* **Text block**

------------------------------------------------

Changing Definition of “Youthful Offender”

 

SB

808

 

 

ANALYST:

Maloy

 

APPROPRIATION

 

Appropriation Contained

Estimated Additional Impact

Recurring

or Non-Rec

Fund

Affected

FY03

FY04

FY03

FY04

 

 

 

 

 

See Narrative

 

 

 

 

 

 

 

 

(Parenthesis ( ) Indicate Expenditure Decreases)

 

SOURCES OF INFORMATION

 

Responses Received From

Children, Youth and Families Department

Office of the Attorney General

Corrections Department

Juvenile Parole Board

 

SUMMARY

 

     Synopsis of Bill

 

Senate Bill 808 proposes to change the procedures to follow when a child is found to be incompetent to stand trial.  This change is proposed through the repeal of the current statute on incompetent juveniles (Section 32A-2-21(G) NMSA 1978), and the addition of a new section. 

 

Currently, charges against a juvenile found to be incompetent to stand trial may be dismissed without consideration of whether the child would benefit from treatment to attain competency or whether the child is dangerous.  The new material proposed in this bill would establish procedures requiring the court to determine whether the child would benefit from treatment to attain competency and whether the child is dangerous before dismissing the charges. 

 

This bill would allow the children's court to order involuntary commitment of a child for the purpose of treatment to competency.  The length of the involuntary commitment would depend on the child's dangerousness and the child's status as an alleged delinquent offender (i.e., youthful offender vs. serious youthful offender).  In short, the length of the commitment would depend on the seriousness of the charges, and the child's age.

 

Senate Bill 808 also proposes to include a youthful offender offense as follows:   a) criminal sexual contact of a minor, b) attempt to commit any listed youthful offender offense, and c) attempt to commit first degree murder, for which a juvenile.

 

Finally, this bill proposes to change the procedure for a probation revocation to allow the judge to hear and consider hearsay in determining whether the child committed a probation violation.

 

     Significant Issues

 

According to the Office of the Attorney General:

 

  1. At first glance, the new material proposed in this bill seems to implicate the due process rights of a child accused of a crime.  Under the due process clause of the United States Constitution, a person who is not competent to stand trial cannot be detained, or committed, and ordered to receive treatment to attain competency for a longer period of time than is reasonable under the circumstances.  Jackson v. Iniana, 406 U.S. 715 (1972).  Our Supreme Court has held that, in the context of the treatment of adult criminal defendants, it is reasonable to order involuntary commitment for the maximum length of time the defendant would serve in prison if found guilty of the charges, as long as the defendant continues to be incompetent to stand trial and continues to be dangerous.  State v. Rotherham, 122 N.M. 246 (1996). 

 

It appears that the specific, detailed procedures outlined in this bill are an attempt to ensure that a child's due process rights are not violated, while also ensuring that charges against a child are not dismissed until the court is sure that (1) treatment to competency is not possible, or (2) the child is dangerous (presents a serious threat of inflicting great bodily harm on another or of violating Section 30-9-11 or 30-9-13 NMSA 1978).

------------------------------------------------

* **Short problem**
List every agency that the Senate Bill 808 analysis names under "Responses Received From."

[Data items]
------------------------------------------------

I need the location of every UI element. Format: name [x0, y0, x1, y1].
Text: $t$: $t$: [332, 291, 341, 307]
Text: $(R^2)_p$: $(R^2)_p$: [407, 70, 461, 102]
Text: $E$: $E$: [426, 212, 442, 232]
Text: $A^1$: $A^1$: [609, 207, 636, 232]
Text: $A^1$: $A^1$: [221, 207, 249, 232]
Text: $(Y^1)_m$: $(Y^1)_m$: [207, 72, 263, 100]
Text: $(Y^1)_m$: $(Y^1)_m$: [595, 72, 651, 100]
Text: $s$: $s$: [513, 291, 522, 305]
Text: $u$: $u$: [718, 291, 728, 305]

------------------------------------------------

* **Final result**
- Children, Youth and Families Department
- Office of the Attorney General
- Corrections Department
- Juvenile Parole Board